Consigne A: Selon le texte sur le film « Blair Witch », que désigne un « game-changer » ?
Consigne B: Résumez en deux phrases le texte sur le film « Blair Witch ».

Texte à lire:
++++++++++++++++++++
BLAIR WITCH (Adam Wingard)

C’est quoi un « game-changer » ?

Un truc qui redéfinit complètement le genre dans lequel il s’inscrit, ou tout du moins la perception que l’on peut en avoir.

Carrément ? C’est quand même un mot « fort » pour un film, non !?

Très. C’est pour ça que je parle de « déchainement de la critique ».

J’ai vu quelques papiers plus modérés, ceci dit.
Mais globalement, l’accueil est tout de même très positif, ce qui constitue déjà une surprise. Tant mieux, tant mieux : j’ai plutôt été intéressé par les travaux précédents de Wingard, je regarderai ça avec intérêt…

(Pourtant, le premier « Blair Witch », ça me laisse complètement de marbre, et le second est je crois un des long-métrages les plus nuls que j’ai vu en salles ; je me suis dit à l’époque que j’avais sûrement rien compris…)

Bon une fois le film vu on peut dire que le terme de « game changer » est très exagéré.
Ce remake/suite reprend les mêmes principes que l’original, n’évite pas les pièges habituels du genre (personnages inintéressants, réactions débiles, des scènes d’hystéries collectives irritantes). Ceci dit il y a quelques petites nouveautés étonnantes (mais difficile d’en dire plus sans spoiler), et si j’ai bien saisi une volonté de tirer cette pure histoire fantastique vers … autre chose.
++++++++++++++++++++
Entrées fournies:
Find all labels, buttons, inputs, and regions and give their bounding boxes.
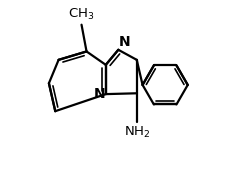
Text: NH$_2$: NH$_2$	[124, 125, 150, 140]
Text: CH$_3$: CH$_3$	[68, 7, 95, 22]
Text: N: N	[93, 87, 105, 101]
Text: N: N	[119, 35, 131, 49]
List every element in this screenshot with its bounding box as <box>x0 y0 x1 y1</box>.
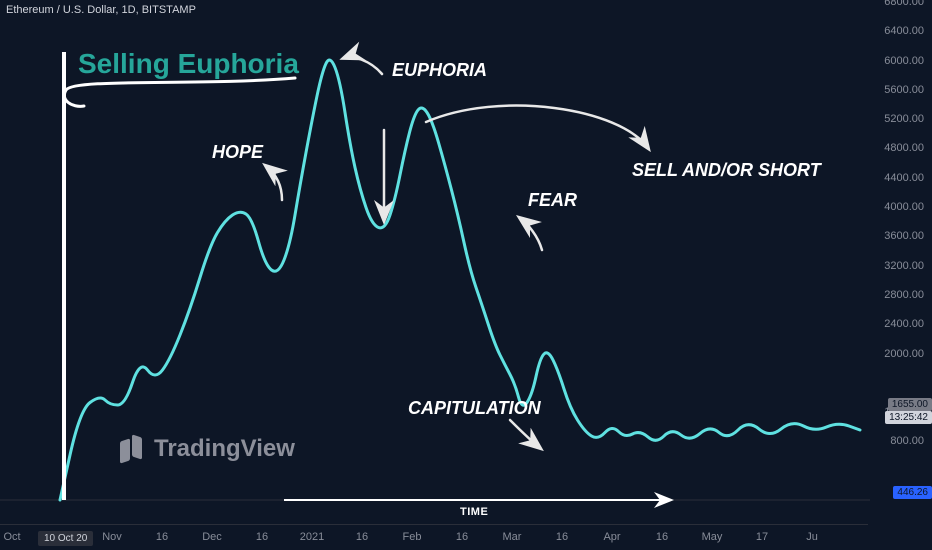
ann-hope: HOPE <box>212 142 263 163</box>
svg-layer <box>0 0 932 550</box>
tradingview-logo: TradingView <box>120 435 295 463</box>
ann-capitulation: CAPITULATION <box>408 398 541 419</box>
tradingview-icon <box>120 436 146 462</box>
tradingview-text: TradingView <box>154 435 295 463</box>
ann-action: SELL AND/OR SHORT <box>632 160 821 181</box>
ann-euphoria: EUPHORIA <box>392 60 487 81</box>
chart-root: Ethereum / U.S. Dollar, 1D, BITSTAMP Sel… <box>0 0 932 550</box>
time-axis-label: TIME <box>460 506 488 518</box>
ann-fear: FEAR <box>528 190 577 211</box>
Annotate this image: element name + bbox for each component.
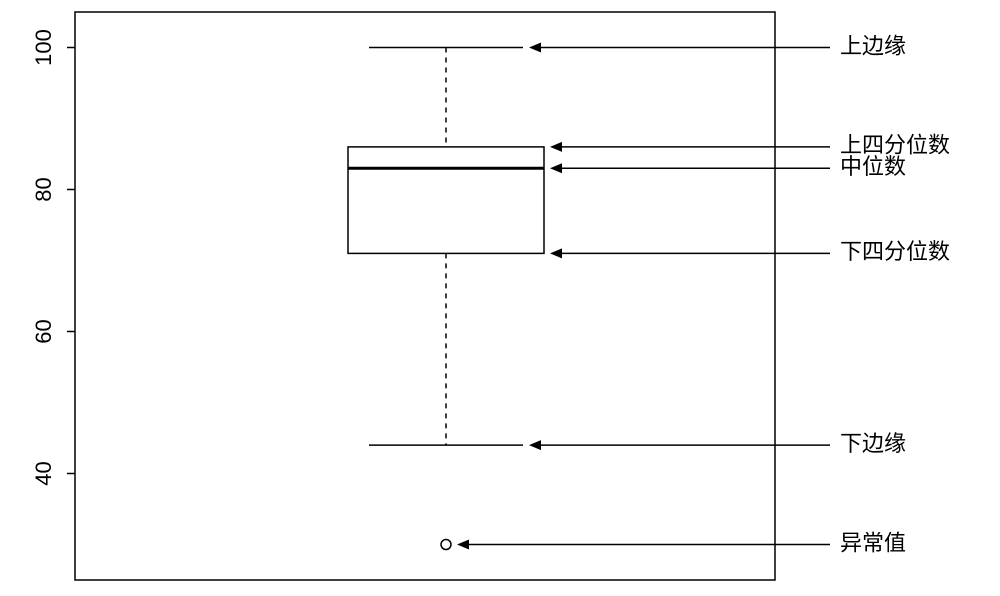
annotation-label: 中位数 xyxy=(840,154,906,179)
box-rect xyxy=(348,147,544,254)
y-tick-label: 40 xyxy=(31,461,56,485)
annotation-label: 下边缘 xyxy=(840,431,906,456)
annotation-arrowhead xyxy=(550,142,562,152)
annotation-label: 下四分位数 xyxy=(840,239,950,264)
annotation-arrowhead xyxy=(550,163,562,173)
plot-border xyxy=(75,12,775,580)
annotation-arrowhead xyxy=(457,540,469,550)
annotation-label: 上边缘 xyxy=(840,33,906,58)
y-tick-label: 100 xyxy=(31,29,56,66)
outlier-point xyxy=(441,540,451,550)
annotation-arrowhead xyxy=(529,43,541,53)
annotation-arrowhead xyxy=(550,248,562,258)
annotation-label: 异常值 xyxy=(840,530,906,555)
boxplot-svg: 406080100上边缘上四分位数中位数下四分位数下边缘异常值 xyxy=(0,0,1000,596)
boxplot-figure: 406080100上边缘上四分位数中位数下四分位数下边缘异常值 xyxy=(0,0,1000,596)
y-tick-label: 80 xyxy=(31,177,56,201)
y-tick-label: 60 xyxy=(31,319,56,343)
annotation-arrowhead xyxy=(529,440,541,450)
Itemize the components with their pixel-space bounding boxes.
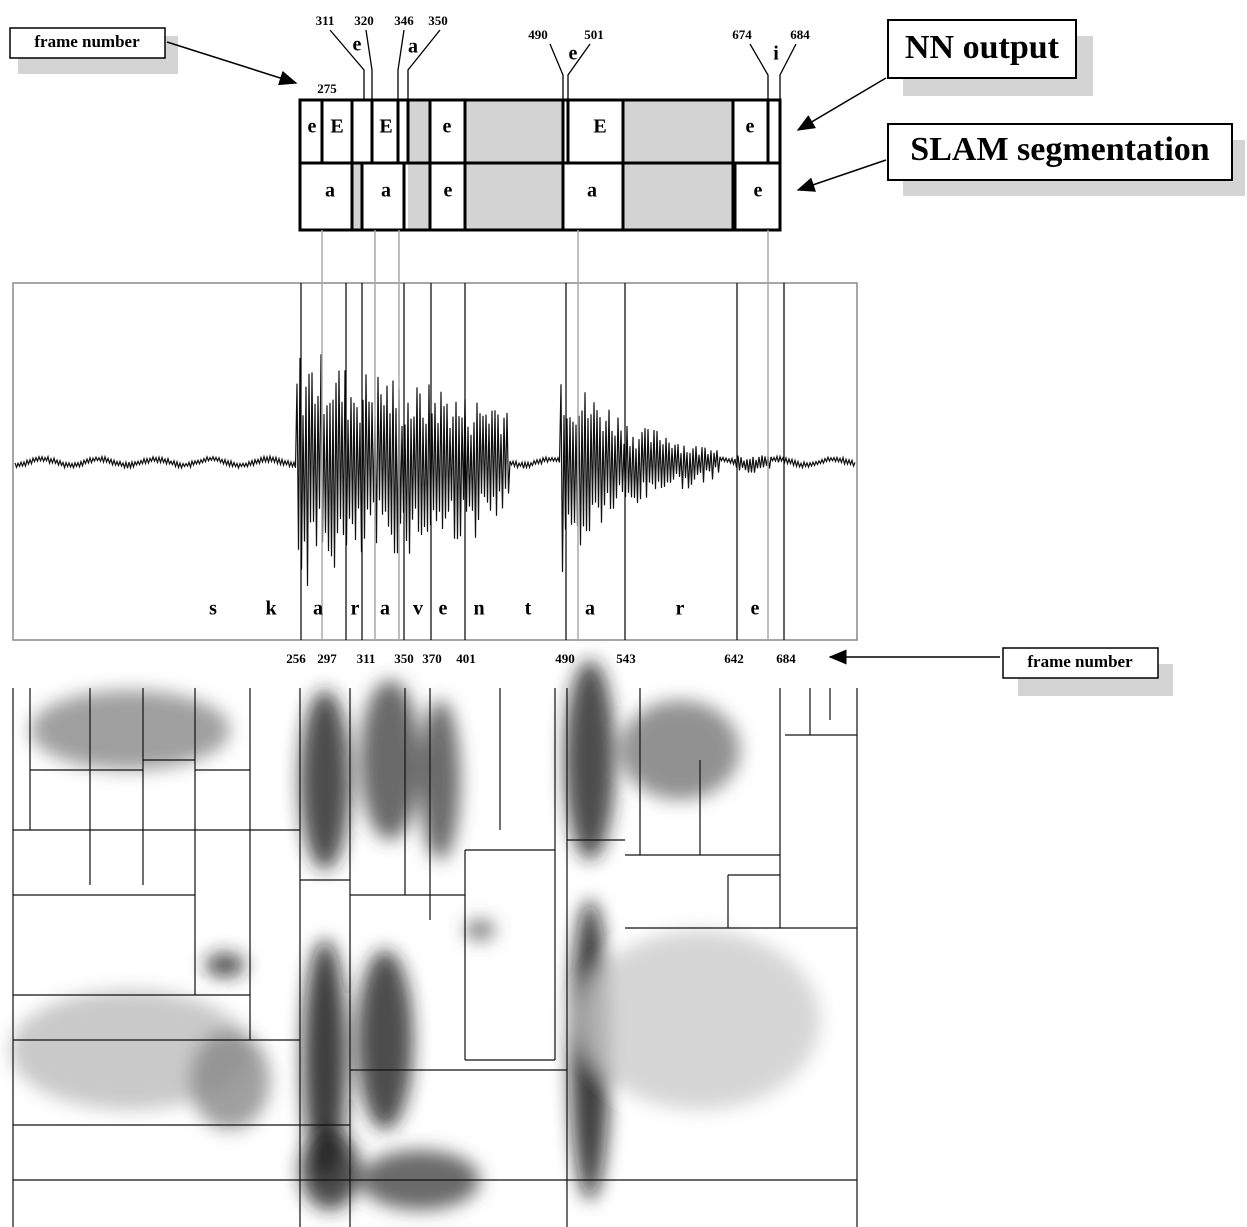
++++++++++++++++++++
Réponse A: Un « game-changer » désigne quelque chose qui redéfinit complètement le genre dans lequel il s’inscrit, ou tout du moins la perception que l’on peut en avoir.

Réponse B: Le texte s’interroge sur le terme de « game-changer » employé par la critique à propos du « Blair Witch » d’Adam Wingard, dont l’accueil est globalement très positif. Une fois le film vu, ce terme est jugé très exagéré : ce remake/suite reprend les principes de l’original et n’évite pas les pièges habituels du genre, tout en apportant quelques petites nouveautés étonnantes.